## Recorded data

◆ ◆ ◆ ◆ ◆

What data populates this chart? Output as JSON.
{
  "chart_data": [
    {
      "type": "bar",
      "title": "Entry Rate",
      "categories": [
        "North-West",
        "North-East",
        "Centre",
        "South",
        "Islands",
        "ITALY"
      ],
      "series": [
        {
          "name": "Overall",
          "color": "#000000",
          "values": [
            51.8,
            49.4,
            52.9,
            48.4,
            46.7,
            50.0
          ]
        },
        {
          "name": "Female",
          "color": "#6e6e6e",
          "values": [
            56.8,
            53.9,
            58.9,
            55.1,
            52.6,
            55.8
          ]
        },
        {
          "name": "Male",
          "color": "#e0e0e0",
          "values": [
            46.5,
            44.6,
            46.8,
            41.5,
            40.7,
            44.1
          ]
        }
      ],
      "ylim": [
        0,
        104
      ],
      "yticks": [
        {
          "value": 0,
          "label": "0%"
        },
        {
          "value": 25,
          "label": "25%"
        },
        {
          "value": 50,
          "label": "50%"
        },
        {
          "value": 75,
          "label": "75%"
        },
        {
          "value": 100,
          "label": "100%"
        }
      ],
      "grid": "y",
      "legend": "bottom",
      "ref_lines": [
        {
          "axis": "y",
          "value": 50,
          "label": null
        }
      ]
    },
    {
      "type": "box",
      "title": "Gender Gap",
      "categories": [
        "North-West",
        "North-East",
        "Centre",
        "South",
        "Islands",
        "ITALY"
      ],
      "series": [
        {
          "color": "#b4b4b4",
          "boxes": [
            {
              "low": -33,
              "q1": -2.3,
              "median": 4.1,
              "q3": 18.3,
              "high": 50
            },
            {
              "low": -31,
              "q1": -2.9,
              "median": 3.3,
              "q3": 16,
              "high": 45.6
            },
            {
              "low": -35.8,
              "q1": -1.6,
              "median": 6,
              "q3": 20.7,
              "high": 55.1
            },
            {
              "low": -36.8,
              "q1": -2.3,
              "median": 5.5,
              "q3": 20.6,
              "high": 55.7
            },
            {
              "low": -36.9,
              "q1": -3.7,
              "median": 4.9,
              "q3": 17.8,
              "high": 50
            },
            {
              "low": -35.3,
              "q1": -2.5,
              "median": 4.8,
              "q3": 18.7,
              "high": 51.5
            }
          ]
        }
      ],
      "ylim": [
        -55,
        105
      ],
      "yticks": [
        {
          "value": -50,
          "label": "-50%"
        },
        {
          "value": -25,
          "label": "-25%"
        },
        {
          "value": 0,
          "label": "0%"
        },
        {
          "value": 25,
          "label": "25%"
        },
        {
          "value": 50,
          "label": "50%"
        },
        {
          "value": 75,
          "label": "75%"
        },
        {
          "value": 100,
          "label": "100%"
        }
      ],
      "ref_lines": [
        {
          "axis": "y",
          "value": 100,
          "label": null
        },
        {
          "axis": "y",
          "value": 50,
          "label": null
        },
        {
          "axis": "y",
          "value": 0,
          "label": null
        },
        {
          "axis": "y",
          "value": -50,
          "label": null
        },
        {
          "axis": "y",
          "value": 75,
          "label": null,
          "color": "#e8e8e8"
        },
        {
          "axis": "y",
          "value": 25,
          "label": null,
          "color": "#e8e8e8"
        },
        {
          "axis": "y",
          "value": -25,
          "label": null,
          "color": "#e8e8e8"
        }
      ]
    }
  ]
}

◆ ◆ ◆ ◆ ◆

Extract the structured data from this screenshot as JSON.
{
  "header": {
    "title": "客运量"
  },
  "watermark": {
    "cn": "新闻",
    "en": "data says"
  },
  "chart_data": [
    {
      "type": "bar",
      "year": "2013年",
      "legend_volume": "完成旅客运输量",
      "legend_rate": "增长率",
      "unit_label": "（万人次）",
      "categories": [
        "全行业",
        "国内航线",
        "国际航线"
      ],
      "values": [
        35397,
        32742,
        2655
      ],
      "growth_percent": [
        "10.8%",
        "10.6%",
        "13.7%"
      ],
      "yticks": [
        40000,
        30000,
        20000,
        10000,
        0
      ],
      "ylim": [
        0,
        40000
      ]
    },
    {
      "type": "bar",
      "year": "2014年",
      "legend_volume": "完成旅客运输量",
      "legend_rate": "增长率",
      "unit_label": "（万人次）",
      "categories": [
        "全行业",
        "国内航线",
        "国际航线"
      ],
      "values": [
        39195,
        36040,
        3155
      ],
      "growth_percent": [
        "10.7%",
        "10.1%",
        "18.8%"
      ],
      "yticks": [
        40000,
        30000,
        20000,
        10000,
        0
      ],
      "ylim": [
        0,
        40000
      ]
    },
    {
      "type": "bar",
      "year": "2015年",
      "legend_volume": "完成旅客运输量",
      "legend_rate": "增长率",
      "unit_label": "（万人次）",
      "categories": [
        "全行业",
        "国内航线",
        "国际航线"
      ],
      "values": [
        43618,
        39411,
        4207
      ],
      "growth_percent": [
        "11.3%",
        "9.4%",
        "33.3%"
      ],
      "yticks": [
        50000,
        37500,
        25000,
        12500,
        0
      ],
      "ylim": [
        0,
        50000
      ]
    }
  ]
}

◆ ◆ ◆ ◆ ◆

## What to produce
Of the lines in the material, how many contain the word "high"? Reply with the number and nothing else.

## Task result
6